## WHAT YOU SHOULD DO:
Your answer should be a single number: the count of lines containing the string "armor".
start
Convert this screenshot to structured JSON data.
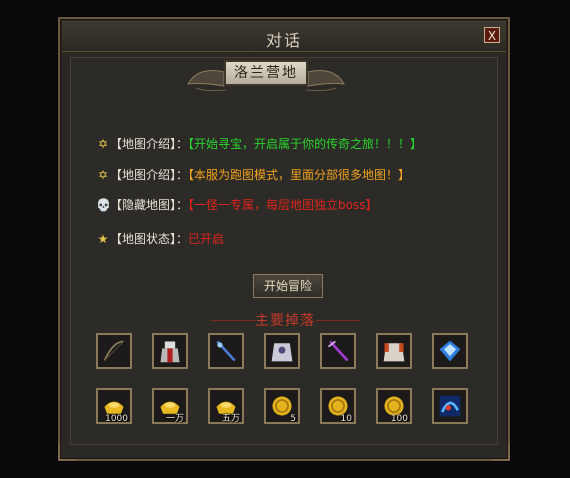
{
  "window": {
    "title": "对话",
    "close_label": "X"
  },
  "banner": {
    "label": "洛兰营地"
  },
  "info_lines": [
    {
      "icon": "star-of-david-icon",
      "icon_glyph": "✡",
      "label": "【地图介绍】：",
      "value": "【开始寻宝，开启属于你的传奇之旅！！！】",
      "color": "green"
    },
    {
      "icon": "star-of-david-icon",
      "icon_glyph": "✡",
      "label": "【地图介绍】：",
      "value": "【本服为跑图模式，里面分部很多地图！】",
      "color": "orange"
    },
    {
      "icon": "skull-icon",
      "icon_glyph": "💀",
      "label": "【隐藏地图】：",
      "value": "【一怪一专属，每层地图独立boss】",
      "color": "red"
    },
    {
      "icon": "star-icon",
      "icon_glyph": "★",
      "label": "【地图状态】：",
      "value": "已开启",
      "color": "red"
    }
  ],
  "start_button": {
    "label": "开始冒险"
  },
  "drops": {
    "title": "主要掉落",
    "row1": [
      {
        "name": "bow-icon",
        "qty": ""
      },
      {
        "name": "mage-armor-icon",
        "qty": ""
      },
      {
        "name": "blue-staff-icon",
        "qty": ""
      },
      {
        "name": "silver-armor-icon",
        "qty": ""
      },
      {
        "name": "purple-sword-icon",
        "qty": ""
      },
      {
        "name": "red-armor-icon",
        "qty": ""
      },
      {
        "name": "blue-gem-icon",
        "qty": ""
      }
    ],
    "row2": [
      {
        "name": "gold-ingot-icon",
        "qty": "1000"
      },
      {
        "name": "gold-ingot-icon",
        "qty": "一万"
      },
      {
        "name": "gold-ingot-icon",
        "qty": "五万"
      },
      {
        "name": "gold-coin-icon",
        "qty": "5"
      },
      {
        "name": "gold-coin-icon",
        "qty": "10"
      },
      {
        "name": "gold-coin-icon",
        "qty": "100"
      },
      {
        "name": "blue-scroll-icon",
        "qty": ""
      }
    ]
  }
}
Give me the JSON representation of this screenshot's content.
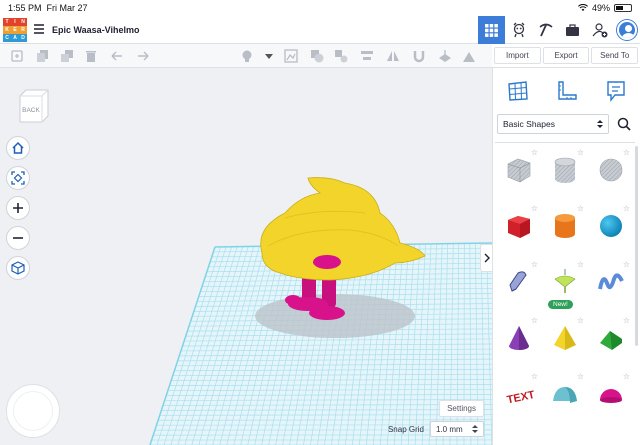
{
  "status_bar": {
    "time": "1:55 PM",
    "date": "Fri Mar 27",
    "battery": "49%"
  },
  "logo": {
    "letters": [
      "T",
      "I",
      "N",
      "K",
      "E",
      "R",
      "C",
      "A",
      "D"
    ],
    "colors": [
      "#e2412b",
      "#e2412b",
      "#e2412b",
      "#f0a033",
      "#f0a033",
      "#f0a033",
      "#2e9bd6",
      "#2e9bd6",
      "#2e9bd6"
    ]
  },
  "project": {
    "title": "Epic Waasa-Vihelmo"
  },
  "top_actions": {
    "import_label": "Import",
    "export_label": "Export",
    "send_to_label": "Send To"
  },
  "canvas": {
    "settings_label": "Settings",
    "snap_grid_label": "Snap Grid",
    "snap_grid_value": "1.0 mm",
    "viewcube_label": "BACK"
  },
  "panel": {
    "category": "Basic Shapes",
    "shapes": [
      {
        "name": "box-hole"
      },
      {
        "name": "cylinder-hole"
      },
      {
        "name": "sphere-hole"
      },
      {
        "name": "box"
      },
      {
        "name": "cylinder"
      },
      {
        "name": "sphere"
      },
      {
        "name": "scribble"
      },
      {
        "name": "new-shape",
        "badge": "New!"
      },
      {
        "name": "text-wave"
      },
      {
        "name": "cone"
      },
      {
        "name": "pyramid"
      },
      {
        "name": "roof"
      },
      {
        "name": "text"
      },
      {
        "name": "half-cylinder"
      },
      {
        "name": "half-sphere"
      }
    ]
  },
  "colors": {
    "accent": "#3b7dd8",
    "duck_body": "#f2d42a",
    "duck_pink": "#d8128a",
    "grid_line": "#7fd3e8"
  }
}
end
## THE SOLUTION:
3